**Source extract**
────

Inverse of string format in python

Question

In python, we can use str.format to construct string like this:

string_format + value_of_keys = formatted_string

Eg:

FMT = '{name:} {age:} {gender}'                   # string_format
VoK = {'name':'Alice', 'age':10, 'gender':'F'}    # value_of_keys
FoS = FMT.format(**VoK)                           # formatted_string

In this case, formatted_string = 'Alice 10 F'

I just wondering if there is a way to get the value_of_keys from formatted_string and string_format? It should be function Fun with

VoK = Fun('{name:} {age:} {gender}', 'Alice 10 F')
# the value of Vok is expected as {'name':'Alice', 'age':10, 'gender':'F'}

Is there any way to get this function Fun?

ADDED :

I would like to say, the '{name:} {age:} {gender}' and 'Alice 10 F' is just a simplest example. The realistic situation could be more difficult, the space delimiter may not exists.

────

**Goal**
In the forum question, what complication does the asker say a realistic case might have? You can answer without using the items that come next.

[Element and coordinate records]
────

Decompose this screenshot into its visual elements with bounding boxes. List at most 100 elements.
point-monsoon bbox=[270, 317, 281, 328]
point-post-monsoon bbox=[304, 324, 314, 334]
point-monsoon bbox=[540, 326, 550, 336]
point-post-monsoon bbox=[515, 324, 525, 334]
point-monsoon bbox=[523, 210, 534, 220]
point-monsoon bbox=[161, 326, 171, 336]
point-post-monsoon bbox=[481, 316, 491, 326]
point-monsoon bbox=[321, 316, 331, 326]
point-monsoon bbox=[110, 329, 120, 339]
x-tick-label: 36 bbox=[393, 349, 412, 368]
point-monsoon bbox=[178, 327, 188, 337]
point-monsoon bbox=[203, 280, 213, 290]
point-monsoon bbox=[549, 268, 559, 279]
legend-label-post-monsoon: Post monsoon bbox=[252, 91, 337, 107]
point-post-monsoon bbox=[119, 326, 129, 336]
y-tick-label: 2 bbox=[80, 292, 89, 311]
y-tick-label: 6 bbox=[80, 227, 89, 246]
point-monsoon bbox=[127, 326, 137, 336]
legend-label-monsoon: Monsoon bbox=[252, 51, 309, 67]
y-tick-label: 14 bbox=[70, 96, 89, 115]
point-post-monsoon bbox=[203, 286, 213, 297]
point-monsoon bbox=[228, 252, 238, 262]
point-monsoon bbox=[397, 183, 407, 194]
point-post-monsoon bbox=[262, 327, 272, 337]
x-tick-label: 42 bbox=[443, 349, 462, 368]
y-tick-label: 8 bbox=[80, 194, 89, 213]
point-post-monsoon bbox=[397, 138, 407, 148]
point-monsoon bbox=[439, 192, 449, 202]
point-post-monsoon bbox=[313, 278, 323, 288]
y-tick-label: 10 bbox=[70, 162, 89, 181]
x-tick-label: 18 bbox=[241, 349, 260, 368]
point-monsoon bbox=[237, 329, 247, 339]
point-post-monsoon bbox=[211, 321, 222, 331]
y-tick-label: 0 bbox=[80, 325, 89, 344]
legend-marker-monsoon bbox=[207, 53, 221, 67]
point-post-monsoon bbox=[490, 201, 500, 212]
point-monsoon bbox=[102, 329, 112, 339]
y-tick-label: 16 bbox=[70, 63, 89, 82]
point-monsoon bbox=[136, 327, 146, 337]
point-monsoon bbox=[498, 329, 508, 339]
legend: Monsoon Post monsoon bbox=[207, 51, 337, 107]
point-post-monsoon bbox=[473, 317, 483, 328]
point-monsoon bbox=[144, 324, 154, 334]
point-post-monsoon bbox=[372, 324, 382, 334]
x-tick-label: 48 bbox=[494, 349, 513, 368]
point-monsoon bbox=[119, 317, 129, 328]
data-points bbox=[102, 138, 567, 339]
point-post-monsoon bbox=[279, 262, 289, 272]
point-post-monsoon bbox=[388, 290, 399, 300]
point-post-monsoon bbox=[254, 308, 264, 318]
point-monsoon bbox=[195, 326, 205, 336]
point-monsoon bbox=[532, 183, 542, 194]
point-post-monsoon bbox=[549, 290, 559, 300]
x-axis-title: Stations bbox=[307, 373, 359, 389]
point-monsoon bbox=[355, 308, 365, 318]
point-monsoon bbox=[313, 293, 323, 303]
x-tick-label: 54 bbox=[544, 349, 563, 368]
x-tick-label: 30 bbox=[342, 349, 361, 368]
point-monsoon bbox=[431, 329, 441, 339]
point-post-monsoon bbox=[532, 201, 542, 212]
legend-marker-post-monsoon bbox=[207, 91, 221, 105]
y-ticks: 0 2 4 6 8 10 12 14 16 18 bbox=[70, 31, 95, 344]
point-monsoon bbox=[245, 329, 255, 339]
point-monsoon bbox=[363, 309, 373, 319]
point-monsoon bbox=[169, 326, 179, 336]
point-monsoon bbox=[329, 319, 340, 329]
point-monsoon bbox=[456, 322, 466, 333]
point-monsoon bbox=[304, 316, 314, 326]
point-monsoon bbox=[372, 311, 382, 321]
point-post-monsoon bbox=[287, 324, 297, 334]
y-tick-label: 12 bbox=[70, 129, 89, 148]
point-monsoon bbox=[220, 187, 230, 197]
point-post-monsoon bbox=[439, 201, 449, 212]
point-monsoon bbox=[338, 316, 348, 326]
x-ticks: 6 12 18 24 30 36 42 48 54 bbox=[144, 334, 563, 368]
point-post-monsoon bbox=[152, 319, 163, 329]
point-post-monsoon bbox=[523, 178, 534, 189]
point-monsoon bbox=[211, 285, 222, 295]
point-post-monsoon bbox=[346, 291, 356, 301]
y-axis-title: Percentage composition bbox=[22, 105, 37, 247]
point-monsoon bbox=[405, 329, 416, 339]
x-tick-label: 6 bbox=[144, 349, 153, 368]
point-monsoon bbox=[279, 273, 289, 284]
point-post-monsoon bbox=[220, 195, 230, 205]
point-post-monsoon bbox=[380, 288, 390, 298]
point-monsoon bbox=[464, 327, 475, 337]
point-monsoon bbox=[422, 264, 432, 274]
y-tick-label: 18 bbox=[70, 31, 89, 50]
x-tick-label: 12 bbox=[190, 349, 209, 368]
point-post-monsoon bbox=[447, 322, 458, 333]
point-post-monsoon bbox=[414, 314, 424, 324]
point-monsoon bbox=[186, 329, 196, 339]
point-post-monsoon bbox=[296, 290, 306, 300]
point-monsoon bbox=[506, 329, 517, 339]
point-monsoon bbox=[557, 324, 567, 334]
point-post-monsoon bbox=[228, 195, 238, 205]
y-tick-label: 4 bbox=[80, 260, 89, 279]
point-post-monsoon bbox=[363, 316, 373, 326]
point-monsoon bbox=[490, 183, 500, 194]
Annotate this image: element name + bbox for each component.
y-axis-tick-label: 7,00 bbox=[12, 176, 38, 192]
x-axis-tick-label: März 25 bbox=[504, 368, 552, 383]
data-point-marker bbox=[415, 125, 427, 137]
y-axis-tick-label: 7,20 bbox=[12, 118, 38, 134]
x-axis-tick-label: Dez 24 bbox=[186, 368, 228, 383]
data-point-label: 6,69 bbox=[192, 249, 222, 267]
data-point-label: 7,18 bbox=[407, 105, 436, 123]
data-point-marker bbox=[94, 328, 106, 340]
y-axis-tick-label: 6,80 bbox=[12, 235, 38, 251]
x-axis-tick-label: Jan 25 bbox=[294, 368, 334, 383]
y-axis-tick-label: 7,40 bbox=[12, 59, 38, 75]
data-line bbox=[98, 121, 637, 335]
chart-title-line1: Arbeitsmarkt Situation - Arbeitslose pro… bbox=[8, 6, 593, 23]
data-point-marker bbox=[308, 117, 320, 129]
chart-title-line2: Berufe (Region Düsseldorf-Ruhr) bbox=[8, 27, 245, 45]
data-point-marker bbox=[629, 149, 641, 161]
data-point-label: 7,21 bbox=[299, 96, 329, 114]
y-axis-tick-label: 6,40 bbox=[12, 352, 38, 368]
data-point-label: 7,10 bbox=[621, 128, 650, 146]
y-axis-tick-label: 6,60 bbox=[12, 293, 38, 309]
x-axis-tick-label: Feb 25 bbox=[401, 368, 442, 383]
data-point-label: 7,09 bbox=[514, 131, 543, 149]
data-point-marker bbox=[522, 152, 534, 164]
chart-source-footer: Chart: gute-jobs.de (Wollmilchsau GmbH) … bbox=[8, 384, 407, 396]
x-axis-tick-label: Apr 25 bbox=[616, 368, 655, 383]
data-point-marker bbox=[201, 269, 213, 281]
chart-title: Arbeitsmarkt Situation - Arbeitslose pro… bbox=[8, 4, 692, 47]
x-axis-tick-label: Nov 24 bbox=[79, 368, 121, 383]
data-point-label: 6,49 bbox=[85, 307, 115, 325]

────

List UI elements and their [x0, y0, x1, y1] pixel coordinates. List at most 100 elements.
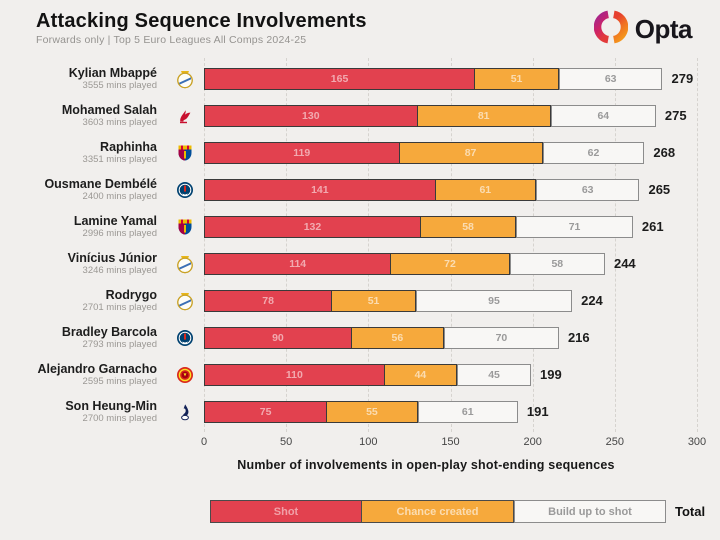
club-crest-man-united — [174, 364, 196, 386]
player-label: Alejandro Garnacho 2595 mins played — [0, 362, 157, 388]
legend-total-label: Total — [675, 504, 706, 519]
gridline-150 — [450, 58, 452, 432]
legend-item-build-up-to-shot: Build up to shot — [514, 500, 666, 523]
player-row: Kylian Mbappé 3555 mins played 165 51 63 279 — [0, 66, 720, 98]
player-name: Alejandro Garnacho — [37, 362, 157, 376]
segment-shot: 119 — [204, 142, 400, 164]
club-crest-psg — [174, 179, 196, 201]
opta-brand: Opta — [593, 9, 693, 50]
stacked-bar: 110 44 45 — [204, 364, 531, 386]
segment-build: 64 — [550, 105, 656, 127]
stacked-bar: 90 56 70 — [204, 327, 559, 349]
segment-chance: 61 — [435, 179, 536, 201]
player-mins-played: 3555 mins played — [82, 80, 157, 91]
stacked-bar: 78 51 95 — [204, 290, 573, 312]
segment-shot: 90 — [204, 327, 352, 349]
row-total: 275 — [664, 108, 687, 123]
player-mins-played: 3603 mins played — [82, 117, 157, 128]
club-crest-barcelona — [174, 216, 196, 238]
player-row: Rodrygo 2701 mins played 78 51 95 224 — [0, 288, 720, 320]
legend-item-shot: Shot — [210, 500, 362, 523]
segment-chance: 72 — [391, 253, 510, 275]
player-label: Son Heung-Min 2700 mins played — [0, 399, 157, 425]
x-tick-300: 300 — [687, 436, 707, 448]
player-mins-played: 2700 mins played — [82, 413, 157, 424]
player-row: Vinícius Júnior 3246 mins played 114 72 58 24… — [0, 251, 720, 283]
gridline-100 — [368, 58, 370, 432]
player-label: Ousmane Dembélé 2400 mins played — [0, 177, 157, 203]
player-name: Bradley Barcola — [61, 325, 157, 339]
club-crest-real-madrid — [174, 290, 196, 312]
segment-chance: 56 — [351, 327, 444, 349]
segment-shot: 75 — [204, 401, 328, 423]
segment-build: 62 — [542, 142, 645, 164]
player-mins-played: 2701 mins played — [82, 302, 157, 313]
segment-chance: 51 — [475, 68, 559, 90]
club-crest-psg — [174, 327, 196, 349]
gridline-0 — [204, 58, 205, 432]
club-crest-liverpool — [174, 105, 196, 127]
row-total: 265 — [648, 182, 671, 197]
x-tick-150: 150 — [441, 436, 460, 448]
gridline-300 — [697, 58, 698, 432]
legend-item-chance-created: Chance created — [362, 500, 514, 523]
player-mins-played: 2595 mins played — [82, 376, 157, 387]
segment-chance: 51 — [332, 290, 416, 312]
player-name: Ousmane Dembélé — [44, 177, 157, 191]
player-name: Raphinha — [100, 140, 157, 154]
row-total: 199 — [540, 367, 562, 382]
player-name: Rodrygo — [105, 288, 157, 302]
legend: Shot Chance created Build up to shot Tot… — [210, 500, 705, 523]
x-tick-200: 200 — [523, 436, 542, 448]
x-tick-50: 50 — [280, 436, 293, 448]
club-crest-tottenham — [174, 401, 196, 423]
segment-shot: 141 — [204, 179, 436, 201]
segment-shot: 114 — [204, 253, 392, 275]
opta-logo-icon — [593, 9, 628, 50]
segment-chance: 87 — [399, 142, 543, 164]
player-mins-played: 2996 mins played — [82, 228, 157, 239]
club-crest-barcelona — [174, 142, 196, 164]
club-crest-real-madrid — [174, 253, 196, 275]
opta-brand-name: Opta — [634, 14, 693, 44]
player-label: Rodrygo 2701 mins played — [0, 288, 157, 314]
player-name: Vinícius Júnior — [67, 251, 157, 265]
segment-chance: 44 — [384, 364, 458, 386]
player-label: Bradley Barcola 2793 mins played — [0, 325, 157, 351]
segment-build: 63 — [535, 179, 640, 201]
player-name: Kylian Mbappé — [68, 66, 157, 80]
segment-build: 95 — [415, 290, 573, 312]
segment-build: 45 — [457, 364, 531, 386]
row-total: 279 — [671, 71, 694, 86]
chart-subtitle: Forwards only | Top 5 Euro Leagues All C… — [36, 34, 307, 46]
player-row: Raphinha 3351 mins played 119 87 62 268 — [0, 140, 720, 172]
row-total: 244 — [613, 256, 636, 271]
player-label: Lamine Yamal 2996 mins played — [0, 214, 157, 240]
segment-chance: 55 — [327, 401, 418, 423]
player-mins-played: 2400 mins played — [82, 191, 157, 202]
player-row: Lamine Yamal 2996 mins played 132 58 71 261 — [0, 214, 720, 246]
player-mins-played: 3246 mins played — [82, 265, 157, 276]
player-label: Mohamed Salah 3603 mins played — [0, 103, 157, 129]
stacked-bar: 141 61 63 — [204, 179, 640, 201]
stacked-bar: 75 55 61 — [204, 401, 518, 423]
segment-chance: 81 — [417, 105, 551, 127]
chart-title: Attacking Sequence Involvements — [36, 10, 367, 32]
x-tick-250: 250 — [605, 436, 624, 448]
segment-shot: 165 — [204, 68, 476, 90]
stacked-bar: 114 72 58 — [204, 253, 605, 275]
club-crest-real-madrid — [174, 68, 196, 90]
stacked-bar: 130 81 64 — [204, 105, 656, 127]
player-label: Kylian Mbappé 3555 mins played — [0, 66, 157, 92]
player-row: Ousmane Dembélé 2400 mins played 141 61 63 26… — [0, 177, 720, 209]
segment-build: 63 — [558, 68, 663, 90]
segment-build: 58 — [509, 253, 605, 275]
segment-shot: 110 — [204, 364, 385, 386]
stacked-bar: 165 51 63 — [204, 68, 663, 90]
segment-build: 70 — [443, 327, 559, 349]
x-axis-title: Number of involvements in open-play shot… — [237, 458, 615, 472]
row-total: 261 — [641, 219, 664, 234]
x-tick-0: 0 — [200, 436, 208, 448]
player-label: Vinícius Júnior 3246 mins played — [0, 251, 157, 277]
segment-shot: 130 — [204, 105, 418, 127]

────

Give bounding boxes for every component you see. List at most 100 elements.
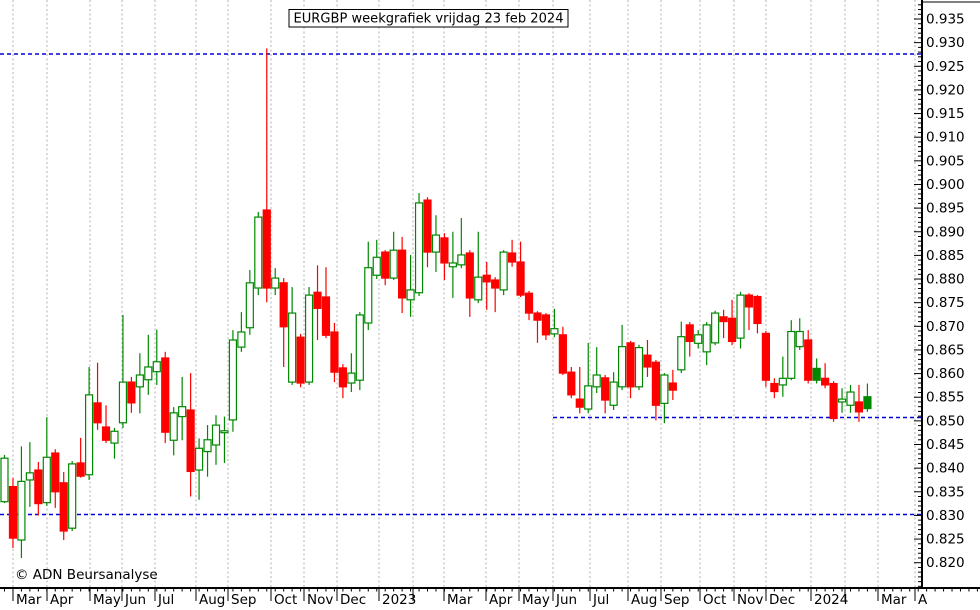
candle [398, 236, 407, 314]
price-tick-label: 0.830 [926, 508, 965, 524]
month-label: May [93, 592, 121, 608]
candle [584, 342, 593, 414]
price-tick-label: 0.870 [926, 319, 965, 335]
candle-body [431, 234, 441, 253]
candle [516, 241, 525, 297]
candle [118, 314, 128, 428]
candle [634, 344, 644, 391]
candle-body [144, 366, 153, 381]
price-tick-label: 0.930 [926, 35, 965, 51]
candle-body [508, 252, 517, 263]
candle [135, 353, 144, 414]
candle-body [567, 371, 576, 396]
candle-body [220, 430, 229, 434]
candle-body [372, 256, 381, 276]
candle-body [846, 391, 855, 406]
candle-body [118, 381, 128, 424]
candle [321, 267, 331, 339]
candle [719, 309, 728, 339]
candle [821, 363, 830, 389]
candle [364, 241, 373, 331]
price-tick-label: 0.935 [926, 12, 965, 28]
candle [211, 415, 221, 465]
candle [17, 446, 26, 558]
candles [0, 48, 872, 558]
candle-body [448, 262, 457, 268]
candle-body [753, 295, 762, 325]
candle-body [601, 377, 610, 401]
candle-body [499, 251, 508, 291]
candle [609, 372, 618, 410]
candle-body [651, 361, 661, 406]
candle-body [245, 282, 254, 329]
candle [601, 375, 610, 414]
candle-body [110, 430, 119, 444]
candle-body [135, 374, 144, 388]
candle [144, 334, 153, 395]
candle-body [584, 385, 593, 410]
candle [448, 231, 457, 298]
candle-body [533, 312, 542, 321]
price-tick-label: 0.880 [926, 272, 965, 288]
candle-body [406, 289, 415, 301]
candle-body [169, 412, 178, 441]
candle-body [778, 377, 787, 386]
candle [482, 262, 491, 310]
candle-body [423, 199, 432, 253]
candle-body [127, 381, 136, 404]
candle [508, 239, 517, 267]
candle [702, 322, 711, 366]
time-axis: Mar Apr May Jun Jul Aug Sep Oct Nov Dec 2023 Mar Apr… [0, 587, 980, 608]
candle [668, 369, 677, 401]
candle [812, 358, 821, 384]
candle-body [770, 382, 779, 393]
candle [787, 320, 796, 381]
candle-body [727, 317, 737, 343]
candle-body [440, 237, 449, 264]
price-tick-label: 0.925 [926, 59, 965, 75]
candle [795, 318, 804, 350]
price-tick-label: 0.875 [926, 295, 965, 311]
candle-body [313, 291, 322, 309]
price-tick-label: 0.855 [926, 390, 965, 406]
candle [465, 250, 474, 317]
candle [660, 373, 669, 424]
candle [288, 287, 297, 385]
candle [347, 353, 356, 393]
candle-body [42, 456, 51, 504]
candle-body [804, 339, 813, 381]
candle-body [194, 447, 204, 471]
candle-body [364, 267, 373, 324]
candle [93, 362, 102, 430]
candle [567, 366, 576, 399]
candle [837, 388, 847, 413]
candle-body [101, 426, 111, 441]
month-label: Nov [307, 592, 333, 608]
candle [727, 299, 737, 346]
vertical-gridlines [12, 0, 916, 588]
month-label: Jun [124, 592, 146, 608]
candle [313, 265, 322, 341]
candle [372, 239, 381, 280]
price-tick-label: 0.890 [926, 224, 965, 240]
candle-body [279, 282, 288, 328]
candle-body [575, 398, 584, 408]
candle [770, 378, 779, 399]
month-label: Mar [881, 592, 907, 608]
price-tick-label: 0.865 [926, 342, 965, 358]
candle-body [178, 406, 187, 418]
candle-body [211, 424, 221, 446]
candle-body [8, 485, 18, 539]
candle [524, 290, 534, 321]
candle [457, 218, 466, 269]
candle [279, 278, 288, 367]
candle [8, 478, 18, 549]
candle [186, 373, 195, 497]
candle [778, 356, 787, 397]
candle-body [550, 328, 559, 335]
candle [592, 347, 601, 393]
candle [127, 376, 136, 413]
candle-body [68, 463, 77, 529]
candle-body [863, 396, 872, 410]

────

**Correct response**
The space delimiter may not exist.